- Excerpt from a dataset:
_____
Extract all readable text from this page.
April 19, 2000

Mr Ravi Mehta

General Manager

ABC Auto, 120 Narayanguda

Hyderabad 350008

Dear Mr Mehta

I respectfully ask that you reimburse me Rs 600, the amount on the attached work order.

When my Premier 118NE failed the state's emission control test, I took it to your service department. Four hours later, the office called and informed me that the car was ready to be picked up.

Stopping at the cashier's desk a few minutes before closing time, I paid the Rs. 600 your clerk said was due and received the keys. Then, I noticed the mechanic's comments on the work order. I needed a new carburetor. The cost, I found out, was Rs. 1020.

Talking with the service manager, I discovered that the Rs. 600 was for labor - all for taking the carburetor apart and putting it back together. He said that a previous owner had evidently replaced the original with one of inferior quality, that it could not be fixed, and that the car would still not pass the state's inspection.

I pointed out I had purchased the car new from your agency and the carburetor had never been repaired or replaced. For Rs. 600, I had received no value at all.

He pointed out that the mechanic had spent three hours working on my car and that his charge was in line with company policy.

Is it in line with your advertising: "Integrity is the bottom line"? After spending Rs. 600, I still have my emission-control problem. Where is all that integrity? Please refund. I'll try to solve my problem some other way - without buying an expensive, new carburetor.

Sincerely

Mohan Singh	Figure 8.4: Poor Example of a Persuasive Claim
_____
- Task: Extract each entry in full and write it down exactly.

- Correct response:
Extract all readable text from this page.
April 19, 2000

Mr Ravi Mehta

General Manager

ABC Auto, 120 Narayanguda

Hyderabad 350008

Dear Mr Mehta

I respectfully ask that you reimburse me Rs 600, the amount on the attached work order.

When my Premier 118NE failed the state's emission control test, I took it to your service department. Four hours later, the office called and informed me that the car was ready to be picked up.

Stopping at the cashier's desk a few minutes before closing time, I paid the Rs. 600 your clerk said was due and received the keys. Then, I noticed the mechanic's comments on the work order. I needed a new carburetor. The cost, I found out, was Rs. 1020.

Talking with the service manager, I discovered that the Rs. 600 was for labor - all for taking the carburetor apart and putting it back together. He said that a previous owner had evidently replaced the original with one of inferior quality, that it could not be fixed, and that the car would still not pass the state's inspection.

I pointed out I had purchased the car new from your agency and the carburetor had never been repaired or replaced. For Rs. 600, I had received no value at all.

He pointed out that the mechanic had spent three hours working on my car and that his charge was in line with company policy.

Is it in line with your advertising: "Integrity is the bottom line"? After spending Rs. 600, I still have my emission-control problem. Where is all that integrity? Please refund. I'll try to solve my problem some other way - without buying an expensive, new carburetor.

Sincerely

Mohan Singh	Figure 8.4: Poor Example of a Persuasive Claim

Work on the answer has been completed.